→ **指示文**
『坂本図書』を紹介するページ抜粋をもとに、次の問いに答えよ。
(a) 筆者が個人的にもっとも心に残ったと述べているのは、誰の章か。
(b) 坂本が好きだったという一節は何か。
(c) 本に関するインタビューで坂本は、本の面白さを何によってより明確に捉えられるようになったと語っているか。

→ **ページ抜粋**

____________________

坂本龍一にとって「本」はどのような存在だったのか? 書籍『坂本図書』を読む

『坂本図書』

 個人的にもっとも心に残ったのは、橋元淳一郎(『時間はどこで生まれるのか』)の章だった。相対性理論、量子論などによる物理学的時間、そして、我々が日常のなかで体感している人間的時間を融合しながら、時間の本質に迫ろうとするこの本は、坂本自身も大いに刺激を受けている。「僕はといえば、ますます時間は存在せず、人間の脳が作った虚構だという気持ちが強くなっているのだが。」(102P)という一文も印象的。坂本が好きだったという「芸術は長く、人生は短し」という一節とのつながりを感じたのは、私だけではないだろう。

 本に関するインタビュー(坂本龍一、本の可能性を語る。「本はパフォーマンスかもしれない」)で坂本は、こう語っている。

「アクセスしやすくて、どこからでも読めて、どこに飛ぶこともできるといった本の面白さを、デジタルメディアが出てきたことによって、より明確に捉えることができるようになったんですね。だから本というものを『メディアパフォーマンス』の対象として扱うことができると思ったし、今でもそう思っています」

____________________

→ **一覧**
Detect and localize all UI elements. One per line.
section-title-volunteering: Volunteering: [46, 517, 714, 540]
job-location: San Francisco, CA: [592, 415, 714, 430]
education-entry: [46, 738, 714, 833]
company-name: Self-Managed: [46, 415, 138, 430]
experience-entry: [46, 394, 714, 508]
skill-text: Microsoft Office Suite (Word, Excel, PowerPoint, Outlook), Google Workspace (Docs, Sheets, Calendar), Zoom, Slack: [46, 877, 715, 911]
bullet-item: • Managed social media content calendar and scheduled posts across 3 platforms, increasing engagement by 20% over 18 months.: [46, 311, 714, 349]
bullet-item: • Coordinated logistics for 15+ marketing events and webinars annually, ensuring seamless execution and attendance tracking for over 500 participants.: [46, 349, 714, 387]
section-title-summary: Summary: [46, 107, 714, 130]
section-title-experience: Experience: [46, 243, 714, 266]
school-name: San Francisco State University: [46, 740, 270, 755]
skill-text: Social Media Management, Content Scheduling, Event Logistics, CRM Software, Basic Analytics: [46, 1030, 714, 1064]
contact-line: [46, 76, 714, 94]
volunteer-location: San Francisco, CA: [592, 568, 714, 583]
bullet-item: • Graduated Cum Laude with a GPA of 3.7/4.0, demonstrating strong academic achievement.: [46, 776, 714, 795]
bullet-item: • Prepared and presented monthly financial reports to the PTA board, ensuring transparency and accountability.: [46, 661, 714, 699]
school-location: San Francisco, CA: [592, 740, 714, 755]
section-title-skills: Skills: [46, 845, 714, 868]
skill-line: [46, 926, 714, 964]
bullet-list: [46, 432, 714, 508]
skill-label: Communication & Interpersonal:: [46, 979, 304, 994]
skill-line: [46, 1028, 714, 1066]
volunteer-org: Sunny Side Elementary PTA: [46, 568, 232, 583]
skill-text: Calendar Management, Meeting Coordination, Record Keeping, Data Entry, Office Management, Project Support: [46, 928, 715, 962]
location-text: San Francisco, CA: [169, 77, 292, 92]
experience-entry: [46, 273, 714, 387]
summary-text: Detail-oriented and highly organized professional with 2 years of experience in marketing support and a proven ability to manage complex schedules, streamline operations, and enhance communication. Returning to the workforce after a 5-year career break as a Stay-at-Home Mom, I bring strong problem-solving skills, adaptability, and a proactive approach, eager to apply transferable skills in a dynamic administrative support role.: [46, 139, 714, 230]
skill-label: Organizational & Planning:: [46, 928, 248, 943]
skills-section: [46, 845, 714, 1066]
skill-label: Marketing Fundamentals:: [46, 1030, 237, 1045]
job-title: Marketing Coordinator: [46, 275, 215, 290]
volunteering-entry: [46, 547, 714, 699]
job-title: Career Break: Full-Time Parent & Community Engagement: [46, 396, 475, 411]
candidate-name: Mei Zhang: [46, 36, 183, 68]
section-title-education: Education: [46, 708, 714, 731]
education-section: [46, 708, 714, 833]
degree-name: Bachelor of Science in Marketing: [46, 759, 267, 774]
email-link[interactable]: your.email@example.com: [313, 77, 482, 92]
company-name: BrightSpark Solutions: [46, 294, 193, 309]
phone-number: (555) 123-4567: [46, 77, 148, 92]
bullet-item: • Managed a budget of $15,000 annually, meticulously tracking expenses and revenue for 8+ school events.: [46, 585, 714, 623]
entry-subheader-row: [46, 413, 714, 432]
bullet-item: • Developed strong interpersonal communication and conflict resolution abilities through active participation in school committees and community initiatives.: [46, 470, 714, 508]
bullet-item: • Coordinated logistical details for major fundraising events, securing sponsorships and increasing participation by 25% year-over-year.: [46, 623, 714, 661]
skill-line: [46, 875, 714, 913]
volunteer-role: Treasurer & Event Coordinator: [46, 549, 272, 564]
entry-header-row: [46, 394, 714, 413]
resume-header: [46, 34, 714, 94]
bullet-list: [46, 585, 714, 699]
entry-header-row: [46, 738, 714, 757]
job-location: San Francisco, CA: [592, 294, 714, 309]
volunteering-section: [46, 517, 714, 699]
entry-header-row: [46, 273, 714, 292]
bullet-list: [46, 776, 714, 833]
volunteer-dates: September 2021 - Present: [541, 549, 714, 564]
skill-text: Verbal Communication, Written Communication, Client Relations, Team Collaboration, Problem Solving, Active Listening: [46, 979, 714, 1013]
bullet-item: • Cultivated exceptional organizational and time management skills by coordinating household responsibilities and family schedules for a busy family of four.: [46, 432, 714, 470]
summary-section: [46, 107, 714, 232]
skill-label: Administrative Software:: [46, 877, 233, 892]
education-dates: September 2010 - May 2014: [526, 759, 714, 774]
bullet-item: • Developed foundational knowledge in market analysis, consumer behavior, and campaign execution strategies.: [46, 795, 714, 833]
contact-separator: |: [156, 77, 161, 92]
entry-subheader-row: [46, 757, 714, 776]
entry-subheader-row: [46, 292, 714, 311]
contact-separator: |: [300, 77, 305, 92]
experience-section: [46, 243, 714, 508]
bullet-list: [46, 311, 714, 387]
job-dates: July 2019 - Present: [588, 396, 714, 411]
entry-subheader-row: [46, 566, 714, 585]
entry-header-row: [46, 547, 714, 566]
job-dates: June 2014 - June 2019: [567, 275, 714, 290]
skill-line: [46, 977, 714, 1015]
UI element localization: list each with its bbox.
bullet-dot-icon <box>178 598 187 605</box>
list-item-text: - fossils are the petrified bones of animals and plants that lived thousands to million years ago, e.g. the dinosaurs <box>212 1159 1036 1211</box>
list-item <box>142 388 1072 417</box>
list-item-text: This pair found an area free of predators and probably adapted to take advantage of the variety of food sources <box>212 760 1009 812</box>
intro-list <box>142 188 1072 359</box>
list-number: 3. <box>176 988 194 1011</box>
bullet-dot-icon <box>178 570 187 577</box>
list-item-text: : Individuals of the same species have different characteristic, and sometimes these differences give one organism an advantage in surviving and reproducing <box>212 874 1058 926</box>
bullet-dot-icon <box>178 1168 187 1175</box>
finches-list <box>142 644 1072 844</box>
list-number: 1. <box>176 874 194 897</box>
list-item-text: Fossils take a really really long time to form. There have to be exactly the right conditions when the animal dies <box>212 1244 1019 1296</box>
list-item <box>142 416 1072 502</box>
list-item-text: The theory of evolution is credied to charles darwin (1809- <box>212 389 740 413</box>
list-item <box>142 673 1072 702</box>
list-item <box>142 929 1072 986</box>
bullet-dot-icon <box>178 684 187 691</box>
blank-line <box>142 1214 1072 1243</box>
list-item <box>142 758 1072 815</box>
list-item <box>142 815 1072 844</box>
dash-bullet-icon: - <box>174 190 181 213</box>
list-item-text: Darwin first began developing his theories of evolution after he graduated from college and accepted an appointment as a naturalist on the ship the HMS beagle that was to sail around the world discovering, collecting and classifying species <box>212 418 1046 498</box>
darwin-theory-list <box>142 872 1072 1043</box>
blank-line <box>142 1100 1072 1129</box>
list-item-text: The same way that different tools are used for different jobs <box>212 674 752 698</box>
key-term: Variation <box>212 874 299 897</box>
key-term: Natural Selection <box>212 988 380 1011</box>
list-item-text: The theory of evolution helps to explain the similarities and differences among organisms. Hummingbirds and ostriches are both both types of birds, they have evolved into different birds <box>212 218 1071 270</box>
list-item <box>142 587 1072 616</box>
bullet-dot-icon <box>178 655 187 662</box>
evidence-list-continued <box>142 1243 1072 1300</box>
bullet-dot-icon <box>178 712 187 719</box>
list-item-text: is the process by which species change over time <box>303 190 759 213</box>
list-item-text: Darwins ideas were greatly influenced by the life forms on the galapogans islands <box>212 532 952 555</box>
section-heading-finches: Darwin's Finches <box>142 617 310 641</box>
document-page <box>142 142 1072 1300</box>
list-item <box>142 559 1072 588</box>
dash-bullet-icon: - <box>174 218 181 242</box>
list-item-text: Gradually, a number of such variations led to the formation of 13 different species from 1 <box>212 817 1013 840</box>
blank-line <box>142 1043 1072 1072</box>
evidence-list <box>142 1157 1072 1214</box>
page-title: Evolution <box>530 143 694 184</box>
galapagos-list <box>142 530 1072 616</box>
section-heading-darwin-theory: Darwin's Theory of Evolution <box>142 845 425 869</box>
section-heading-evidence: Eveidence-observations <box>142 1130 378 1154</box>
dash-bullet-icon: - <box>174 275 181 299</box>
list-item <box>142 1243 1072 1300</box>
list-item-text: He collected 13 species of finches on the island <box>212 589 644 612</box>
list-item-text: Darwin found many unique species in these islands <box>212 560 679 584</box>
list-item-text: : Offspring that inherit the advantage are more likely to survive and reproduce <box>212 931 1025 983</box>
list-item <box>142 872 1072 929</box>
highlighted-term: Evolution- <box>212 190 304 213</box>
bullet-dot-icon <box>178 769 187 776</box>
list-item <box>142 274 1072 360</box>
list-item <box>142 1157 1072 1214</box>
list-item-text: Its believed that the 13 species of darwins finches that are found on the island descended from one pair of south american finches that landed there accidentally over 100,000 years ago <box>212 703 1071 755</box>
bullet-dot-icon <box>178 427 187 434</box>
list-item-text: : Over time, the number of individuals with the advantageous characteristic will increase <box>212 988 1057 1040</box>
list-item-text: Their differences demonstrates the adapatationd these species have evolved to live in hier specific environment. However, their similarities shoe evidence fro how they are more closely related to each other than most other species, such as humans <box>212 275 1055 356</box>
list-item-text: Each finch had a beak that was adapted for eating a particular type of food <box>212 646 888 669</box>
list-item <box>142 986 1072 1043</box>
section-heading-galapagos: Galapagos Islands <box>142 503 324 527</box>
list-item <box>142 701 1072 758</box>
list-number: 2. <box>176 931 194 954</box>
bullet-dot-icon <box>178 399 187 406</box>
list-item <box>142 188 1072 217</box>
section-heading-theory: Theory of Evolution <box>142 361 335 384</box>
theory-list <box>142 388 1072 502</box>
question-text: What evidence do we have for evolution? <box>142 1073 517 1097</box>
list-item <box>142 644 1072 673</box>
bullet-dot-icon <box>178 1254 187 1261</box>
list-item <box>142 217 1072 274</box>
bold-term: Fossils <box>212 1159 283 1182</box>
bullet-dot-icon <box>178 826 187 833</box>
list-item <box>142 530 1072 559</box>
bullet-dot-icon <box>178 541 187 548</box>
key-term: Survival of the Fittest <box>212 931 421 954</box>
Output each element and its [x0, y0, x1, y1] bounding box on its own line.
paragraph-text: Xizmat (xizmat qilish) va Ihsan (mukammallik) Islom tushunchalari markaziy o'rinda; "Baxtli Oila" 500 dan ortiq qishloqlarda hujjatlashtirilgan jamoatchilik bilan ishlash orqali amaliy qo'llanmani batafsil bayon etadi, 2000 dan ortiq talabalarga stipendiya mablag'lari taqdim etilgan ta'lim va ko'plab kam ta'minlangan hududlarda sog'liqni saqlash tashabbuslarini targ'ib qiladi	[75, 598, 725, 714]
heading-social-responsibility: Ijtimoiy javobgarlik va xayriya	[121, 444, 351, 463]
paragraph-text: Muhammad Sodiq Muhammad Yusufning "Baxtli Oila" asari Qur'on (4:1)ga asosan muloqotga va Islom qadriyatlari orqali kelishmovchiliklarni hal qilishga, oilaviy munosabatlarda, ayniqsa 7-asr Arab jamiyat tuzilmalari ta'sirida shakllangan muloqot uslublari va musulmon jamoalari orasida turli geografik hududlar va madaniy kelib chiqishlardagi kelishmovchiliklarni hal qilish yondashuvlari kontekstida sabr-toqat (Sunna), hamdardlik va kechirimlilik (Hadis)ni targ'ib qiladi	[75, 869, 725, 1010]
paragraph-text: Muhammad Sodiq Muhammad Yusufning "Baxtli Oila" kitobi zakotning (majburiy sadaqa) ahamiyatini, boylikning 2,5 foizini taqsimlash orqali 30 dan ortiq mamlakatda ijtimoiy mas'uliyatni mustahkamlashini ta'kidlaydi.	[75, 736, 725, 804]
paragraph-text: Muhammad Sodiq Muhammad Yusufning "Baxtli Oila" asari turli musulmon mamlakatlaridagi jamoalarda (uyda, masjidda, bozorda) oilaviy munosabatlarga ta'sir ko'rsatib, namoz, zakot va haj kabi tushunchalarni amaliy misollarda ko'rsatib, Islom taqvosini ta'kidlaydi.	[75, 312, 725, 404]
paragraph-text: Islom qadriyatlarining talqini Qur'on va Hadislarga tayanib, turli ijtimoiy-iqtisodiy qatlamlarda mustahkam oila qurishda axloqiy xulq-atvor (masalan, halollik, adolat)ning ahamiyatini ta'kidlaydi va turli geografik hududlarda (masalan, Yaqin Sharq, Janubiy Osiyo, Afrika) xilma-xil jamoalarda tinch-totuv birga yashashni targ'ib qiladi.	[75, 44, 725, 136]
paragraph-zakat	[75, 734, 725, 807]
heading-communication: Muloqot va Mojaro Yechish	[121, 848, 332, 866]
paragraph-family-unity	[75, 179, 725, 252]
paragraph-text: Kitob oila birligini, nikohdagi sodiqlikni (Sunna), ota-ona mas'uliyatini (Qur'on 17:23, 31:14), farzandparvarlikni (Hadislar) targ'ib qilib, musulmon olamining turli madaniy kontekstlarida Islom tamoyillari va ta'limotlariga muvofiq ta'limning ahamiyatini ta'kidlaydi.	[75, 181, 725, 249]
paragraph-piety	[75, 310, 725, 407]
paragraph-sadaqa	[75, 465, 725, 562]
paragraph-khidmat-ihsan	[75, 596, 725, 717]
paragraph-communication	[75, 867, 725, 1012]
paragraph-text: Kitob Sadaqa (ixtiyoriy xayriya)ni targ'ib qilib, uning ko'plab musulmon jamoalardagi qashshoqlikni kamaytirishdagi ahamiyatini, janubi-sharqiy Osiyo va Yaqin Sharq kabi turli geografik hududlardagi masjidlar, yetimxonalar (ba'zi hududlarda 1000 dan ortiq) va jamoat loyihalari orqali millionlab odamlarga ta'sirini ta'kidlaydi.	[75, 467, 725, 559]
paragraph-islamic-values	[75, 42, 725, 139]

____________________

→ **正解**
(a) 橋元淳一郎(『時間はどこで生まれるのか』)の章
(b) 「芸術は長く、人生は短し」
(c) デジタルメディアが出てきたこと